= Task directions =
Below are records; count the lines in them that hold "this" and give only the count.

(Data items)
::::

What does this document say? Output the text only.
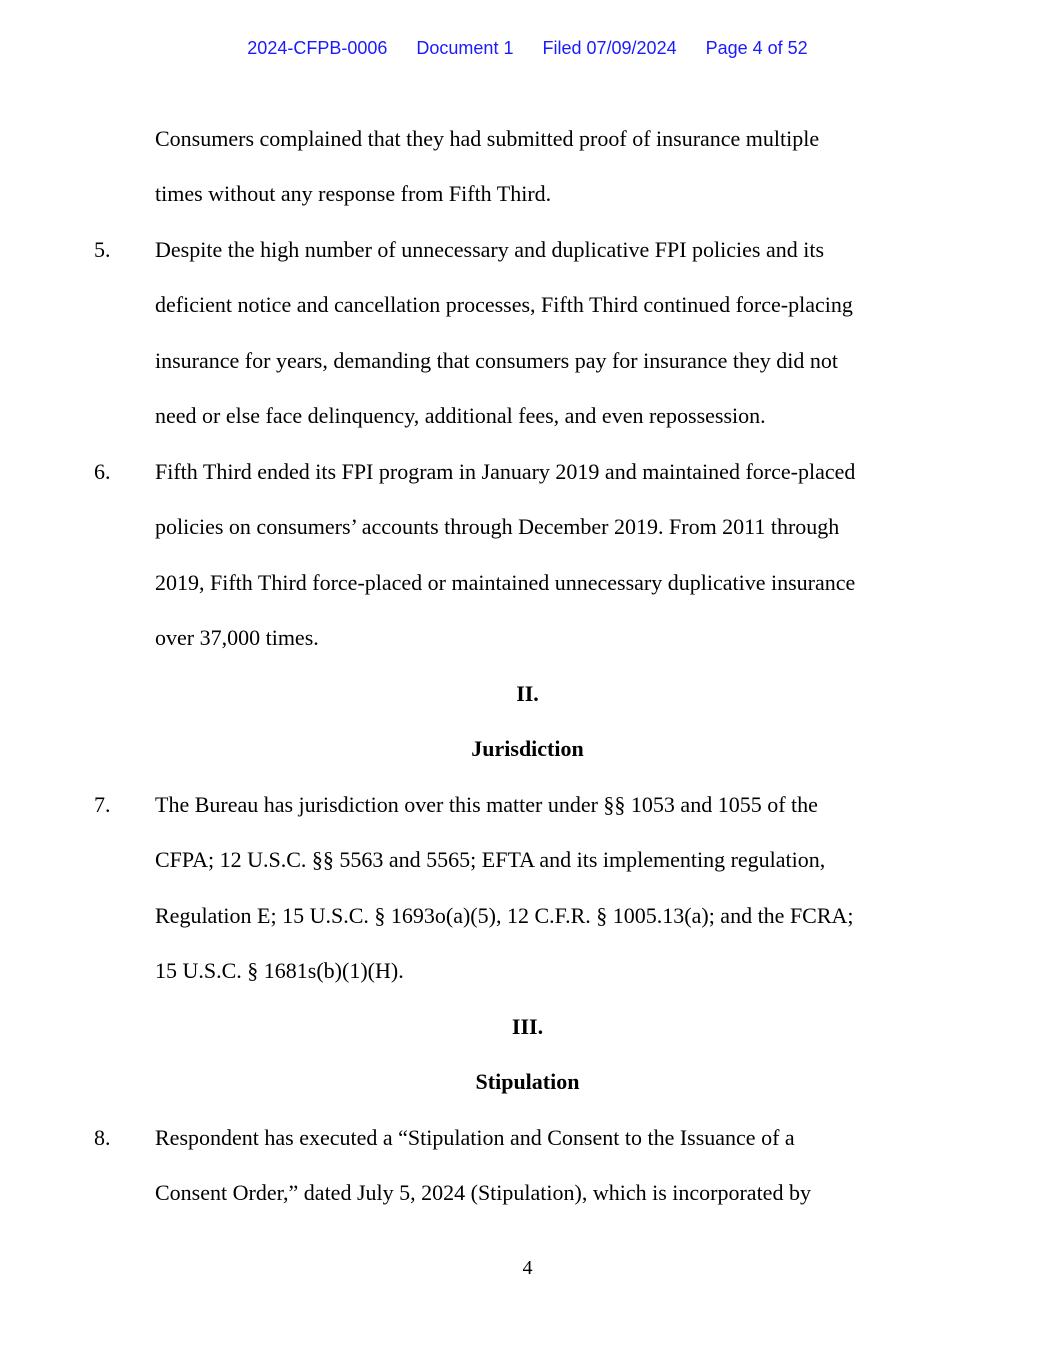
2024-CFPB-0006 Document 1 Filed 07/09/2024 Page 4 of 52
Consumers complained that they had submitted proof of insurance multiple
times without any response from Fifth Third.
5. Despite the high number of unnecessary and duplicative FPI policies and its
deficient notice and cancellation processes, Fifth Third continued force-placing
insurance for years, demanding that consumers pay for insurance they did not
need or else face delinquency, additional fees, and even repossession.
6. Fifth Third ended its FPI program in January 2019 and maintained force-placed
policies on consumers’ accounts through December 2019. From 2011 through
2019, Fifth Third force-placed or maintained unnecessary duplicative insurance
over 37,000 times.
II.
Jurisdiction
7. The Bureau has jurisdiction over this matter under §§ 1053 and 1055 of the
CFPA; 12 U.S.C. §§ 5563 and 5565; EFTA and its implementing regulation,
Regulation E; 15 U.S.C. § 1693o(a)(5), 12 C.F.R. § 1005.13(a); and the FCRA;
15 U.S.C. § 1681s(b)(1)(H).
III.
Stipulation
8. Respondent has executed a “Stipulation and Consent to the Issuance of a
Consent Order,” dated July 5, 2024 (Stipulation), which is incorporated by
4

::::

= Expected answer =
2